_Brief_:
Identify the lines in the data below that contain "JSON" and give only how many there are.

++++ Data to process ++++

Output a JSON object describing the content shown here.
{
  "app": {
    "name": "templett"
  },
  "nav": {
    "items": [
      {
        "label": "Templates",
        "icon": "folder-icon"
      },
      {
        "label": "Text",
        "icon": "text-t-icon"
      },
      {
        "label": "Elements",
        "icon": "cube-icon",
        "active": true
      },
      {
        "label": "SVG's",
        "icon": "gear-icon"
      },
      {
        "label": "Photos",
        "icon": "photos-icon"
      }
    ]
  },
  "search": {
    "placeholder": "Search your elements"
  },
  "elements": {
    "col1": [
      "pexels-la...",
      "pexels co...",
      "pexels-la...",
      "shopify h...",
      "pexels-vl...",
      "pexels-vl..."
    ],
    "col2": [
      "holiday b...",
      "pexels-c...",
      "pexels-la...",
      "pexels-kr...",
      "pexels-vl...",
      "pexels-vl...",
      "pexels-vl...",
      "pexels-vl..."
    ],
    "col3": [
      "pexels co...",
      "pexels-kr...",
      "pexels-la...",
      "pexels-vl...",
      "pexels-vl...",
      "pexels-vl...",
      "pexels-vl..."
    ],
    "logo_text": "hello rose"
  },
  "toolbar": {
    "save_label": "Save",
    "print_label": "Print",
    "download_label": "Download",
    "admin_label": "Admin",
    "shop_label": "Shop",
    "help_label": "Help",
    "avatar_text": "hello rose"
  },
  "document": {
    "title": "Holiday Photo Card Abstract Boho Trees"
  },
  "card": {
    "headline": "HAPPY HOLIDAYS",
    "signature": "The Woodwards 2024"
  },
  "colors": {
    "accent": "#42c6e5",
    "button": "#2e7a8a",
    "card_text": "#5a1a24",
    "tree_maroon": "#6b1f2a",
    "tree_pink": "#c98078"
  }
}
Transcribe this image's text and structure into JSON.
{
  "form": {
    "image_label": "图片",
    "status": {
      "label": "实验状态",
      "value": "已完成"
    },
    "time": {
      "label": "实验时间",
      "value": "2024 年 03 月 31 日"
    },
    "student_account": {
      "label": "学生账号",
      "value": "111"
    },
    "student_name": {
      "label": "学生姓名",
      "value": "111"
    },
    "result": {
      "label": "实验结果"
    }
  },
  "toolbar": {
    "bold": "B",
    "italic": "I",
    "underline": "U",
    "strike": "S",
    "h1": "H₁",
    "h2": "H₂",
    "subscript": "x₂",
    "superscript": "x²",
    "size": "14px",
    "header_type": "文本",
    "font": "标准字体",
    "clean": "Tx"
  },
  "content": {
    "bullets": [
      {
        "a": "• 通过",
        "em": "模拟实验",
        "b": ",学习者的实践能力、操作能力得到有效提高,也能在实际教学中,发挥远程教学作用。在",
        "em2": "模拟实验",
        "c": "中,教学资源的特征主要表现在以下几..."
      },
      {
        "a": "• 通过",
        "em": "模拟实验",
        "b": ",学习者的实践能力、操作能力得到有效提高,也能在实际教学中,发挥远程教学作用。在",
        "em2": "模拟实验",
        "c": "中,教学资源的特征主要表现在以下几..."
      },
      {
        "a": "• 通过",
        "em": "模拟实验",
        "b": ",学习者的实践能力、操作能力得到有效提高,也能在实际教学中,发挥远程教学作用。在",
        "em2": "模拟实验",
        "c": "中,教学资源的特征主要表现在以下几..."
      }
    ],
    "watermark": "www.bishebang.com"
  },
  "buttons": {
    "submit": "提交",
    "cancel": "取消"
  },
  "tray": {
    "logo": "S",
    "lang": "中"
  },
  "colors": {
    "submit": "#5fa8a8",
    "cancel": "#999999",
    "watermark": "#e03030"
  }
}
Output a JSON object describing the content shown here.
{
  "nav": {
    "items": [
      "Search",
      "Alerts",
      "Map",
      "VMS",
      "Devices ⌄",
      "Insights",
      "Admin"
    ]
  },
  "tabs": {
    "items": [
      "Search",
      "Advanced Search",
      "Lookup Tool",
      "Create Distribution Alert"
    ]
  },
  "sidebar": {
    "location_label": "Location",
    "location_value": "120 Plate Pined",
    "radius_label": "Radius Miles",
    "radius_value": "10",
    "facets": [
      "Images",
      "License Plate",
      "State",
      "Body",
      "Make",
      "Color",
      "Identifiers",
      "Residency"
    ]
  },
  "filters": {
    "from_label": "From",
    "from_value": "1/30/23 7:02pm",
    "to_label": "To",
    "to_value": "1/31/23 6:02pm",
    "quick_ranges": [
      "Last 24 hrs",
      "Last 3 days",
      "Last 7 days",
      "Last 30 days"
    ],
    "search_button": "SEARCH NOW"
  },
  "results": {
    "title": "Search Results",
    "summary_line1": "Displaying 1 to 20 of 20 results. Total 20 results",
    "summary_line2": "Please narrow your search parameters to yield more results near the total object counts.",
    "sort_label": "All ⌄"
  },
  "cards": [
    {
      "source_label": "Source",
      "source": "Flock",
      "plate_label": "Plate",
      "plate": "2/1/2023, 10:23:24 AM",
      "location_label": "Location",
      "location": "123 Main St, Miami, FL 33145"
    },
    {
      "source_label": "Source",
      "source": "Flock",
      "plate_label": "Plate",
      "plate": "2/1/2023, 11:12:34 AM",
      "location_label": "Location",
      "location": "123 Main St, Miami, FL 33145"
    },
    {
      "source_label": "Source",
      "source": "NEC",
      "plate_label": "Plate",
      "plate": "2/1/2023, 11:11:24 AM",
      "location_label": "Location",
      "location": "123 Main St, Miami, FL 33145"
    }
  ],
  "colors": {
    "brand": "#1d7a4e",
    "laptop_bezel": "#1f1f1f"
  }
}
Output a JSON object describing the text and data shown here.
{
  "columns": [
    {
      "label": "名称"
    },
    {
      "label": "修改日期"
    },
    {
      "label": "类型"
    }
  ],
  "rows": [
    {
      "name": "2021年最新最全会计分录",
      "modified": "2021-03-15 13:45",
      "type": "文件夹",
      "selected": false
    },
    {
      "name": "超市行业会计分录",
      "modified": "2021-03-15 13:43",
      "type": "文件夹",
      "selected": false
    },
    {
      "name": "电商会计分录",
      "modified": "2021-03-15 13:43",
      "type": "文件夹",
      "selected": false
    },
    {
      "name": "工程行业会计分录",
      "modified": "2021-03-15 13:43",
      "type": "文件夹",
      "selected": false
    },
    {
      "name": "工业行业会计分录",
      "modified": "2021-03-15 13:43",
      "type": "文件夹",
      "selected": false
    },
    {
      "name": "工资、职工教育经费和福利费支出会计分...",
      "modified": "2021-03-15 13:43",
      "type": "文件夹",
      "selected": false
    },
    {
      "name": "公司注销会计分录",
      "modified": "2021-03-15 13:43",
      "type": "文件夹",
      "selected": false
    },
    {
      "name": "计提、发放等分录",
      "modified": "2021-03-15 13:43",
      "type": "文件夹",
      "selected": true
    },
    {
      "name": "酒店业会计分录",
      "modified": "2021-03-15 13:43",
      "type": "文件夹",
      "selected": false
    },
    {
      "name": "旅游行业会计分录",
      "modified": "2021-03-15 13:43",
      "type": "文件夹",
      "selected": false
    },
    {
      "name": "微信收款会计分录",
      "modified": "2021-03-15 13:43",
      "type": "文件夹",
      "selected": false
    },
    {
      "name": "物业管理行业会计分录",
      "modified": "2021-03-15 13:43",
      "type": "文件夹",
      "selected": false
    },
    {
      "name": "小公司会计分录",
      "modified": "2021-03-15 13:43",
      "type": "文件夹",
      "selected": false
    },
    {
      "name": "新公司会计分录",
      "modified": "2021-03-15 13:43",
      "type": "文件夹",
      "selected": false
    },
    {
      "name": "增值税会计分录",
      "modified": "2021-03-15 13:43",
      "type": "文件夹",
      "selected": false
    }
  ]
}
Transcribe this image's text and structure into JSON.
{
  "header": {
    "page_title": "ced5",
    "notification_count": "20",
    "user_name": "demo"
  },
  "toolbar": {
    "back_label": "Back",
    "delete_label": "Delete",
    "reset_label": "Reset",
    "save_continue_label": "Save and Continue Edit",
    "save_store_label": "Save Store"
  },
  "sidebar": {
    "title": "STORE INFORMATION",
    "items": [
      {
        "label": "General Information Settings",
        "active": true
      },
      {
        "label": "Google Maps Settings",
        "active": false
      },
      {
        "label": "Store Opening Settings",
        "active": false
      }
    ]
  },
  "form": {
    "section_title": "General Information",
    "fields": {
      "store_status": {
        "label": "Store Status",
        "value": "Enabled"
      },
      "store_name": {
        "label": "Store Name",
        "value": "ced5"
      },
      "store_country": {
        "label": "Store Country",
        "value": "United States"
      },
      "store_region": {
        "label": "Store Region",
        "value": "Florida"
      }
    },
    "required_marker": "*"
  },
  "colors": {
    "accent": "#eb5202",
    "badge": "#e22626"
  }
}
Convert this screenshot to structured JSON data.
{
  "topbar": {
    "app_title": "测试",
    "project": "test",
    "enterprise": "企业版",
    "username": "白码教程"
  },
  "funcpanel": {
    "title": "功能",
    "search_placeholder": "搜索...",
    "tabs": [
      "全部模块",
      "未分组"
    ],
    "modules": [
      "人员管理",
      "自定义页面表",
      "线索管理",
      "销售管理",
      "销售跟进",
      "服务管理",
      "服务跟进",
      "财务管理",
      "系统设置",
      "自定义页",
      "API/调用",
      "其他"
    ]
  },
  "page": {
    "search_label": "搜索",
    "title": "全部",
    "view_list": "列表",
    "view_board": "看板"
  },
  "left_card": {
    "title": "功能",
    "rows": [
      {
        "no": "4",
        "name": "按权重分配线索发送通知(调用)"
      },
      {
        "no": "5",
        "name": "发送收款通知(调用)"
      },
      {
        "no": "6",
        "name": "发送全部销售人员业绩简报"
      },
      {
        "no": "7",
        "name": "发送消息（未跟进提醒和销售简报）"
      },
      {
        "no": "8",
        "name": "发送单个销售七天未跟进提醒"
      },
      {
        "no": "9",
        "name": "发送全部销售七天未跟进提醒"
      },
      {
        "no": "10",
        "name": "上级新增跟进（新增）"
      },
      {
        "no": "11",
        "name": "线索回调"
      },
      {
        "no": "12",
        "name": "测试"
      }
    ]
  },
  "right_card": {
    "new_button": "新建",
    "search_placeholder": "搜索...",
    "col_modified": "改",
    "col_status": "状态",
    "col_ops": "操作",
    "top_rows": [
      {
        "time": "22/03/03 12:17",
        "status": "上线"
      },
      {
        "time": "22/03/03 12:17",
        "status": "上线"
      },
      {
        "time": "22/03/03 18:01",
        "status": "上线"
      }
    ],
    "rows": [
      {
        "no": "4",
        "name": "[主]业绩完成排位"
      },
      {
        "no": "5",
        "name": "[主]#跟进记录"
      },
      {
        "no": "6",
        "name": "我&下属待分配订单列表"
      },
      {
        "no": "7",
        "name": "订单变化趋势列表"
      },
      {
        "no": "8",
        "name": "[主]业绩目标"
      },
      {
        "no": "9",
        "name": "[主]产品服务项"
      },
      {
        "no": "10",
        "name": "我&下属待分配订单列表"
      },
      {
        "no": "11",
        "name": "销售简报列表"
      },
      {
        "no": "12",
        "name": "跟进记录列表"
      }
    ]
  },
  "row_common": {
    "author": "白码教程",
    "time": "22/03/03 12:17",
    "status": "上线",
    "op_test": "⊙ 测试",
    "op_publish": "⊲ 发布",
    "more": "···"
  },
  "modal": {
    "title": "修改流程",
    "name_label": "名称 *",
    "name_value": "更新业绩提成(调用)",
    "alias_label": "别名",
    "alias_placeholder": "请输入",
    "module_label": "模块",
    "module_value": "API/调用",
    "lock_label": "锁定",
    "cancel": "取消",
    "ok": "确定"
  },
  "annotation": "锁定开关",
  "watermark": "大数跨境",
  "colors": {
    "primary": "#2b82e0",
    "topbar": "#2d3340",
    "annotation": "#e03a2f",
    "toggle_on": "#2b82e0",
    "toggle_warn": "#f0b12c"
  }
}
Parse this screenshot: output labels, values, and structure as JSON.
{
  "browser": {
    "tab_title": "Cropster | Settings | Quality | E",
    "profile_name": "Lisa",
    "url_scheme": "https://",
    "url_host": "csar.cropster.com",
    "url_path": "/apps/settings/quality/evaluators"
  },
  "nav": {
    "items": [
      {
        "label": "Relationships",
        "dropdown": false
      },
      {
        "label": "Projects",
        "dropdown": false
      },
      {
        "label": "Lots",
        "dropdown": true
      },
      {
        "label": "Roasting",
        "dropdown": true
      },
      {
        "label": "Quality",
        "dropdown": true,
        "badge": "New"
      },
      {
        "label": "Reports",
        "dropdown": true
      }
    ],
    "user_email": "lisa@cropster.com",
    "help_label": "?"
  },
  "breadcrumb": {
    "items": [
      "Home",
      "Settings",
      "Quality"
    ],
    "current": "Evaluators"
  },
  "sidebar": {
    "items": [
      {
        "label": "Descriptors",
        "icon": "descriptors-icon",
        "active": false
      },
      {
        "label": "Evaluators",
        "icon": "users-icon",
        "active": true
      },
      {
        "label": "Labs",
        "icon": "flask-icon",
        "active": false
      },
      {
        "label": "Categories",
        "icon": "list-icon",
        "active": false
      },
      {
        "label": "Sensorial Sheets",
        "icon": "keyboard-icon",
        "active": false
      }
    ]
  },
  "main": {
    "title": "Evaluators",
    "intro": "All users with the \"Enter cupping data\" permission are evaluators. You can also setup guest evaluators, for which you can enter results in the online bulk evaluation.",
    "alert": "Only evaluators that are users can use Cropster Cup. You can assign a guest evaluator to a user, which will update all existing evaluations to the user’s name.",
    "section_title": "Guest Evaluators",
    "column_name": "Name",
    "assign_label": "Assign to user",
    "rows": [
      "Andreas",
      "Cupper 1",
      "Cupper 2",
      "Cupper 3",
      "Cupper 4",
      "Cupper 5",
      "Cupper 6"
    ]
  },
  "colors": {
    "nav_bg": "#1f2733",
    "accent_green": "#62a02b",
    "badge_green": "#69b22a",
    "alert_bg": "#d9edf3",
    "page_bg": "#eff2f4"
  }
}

++++

_Task output_:
7